= PROVIDED DATA =
___

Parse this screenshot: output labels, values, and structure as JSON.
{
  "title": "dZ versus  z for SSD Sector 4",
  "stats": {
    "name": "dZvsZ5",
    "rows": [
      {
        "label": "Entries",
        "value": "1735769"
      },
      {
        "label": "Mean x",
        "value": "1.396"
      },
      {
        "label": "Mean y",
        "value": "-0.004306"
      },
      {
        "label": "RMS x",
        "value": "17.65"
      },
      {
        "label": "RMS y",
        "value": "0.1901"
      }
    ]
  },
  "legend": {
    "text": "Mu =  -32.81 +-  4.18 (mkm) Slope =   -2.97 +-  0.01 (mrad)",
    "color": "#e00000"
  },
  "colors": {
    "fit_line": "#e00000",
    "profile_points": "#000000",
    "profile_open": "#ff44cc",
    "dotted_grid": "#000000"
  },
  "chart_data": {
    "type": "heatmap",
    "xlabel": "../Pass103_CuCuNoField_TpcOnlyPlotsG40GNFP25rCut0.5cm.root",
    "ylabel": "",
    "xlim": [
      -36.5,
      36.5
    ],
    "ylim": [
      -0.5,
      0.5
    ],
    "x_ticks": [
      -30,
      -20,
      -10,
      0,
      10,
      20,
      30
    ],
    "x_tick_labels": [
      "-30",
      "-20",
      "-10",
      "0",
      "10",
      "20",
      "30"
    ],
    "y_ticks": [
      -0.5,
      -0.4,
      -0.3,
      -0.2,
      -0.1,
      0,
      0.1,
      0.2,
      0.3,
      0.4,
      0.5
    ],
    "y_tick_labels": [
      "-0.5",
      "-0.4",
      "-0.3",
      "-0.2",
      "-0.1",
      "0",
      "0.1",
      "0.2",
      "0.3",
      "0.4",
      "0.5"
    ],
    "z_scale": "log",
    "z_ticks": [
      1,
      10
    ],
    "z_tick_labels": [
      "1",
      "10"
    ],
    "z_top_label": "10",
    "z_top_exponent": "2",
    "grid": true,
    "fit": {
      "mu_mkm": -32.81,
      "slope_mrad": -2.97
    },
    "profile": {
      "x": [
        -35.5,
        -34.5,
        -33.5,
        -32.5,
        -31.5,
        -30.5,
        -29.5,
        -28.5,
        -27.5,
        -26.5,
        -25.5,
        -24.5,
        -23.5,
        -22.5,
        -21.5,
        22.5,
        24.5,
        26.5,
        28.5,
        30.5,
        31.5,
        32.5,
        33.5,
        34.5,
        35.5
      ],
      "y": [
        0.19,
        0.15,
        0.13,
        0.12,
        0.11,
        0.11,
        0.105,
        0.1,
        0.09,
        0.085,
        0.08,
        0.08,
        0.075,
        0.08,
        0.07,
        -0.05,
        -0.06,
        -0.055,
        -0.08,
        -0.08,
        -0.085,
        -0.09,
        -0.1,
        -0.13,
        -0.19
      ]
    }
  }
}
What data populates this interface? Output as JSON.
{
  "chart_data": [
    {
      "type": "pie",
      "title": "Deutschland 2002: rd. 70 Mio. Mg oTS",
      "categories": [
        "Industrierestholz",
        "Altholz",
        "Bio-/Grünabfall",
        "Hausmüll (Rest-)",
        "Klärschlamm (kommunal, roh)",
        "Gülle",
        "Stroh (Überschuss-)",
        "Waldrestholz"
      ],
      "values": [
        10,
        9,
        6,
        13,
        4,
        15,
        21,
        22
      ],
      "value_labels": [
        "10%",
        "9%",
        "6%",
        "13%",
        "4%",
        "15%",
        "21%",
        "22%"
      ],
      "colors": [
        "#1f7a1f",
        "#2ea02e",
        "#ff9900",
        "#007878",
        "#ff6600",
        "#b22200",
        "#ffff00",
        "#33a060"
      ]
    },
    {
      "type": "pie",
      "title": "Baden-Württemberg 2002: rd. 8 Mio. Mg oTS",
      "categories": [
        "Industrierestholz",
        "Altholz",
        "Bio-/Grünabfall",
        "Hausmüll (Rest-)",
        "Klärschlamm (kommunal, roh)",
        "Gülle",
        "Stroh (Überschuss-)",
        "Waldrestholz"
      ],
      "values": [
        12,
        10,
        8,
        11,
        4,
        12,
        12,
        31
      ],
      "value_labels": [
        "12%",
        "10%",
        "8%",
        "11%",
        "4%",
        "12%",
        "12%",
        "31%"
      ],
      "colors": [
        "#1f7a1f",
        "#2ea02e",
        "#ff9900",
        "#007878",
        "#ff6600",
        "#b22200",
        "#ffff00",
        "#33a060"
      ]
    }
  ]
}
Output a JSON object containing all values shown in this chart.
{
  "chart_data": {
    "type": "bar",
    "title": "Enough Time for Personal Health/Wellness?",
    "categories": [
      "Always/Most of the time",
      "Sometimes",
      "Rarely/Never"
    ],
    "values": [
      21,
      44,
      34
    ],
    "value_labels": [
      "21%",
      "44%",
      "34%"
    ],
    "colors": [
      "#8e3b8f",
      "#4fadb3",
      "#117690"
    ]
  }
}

___

= TASK PROMPT =
Return all the lines that contain the string "type".

= SOLUTION TO THE EXERCISE =
    "type": "heatmap",
      "type": "pie",
      "type": "pie",
    "type": "bar",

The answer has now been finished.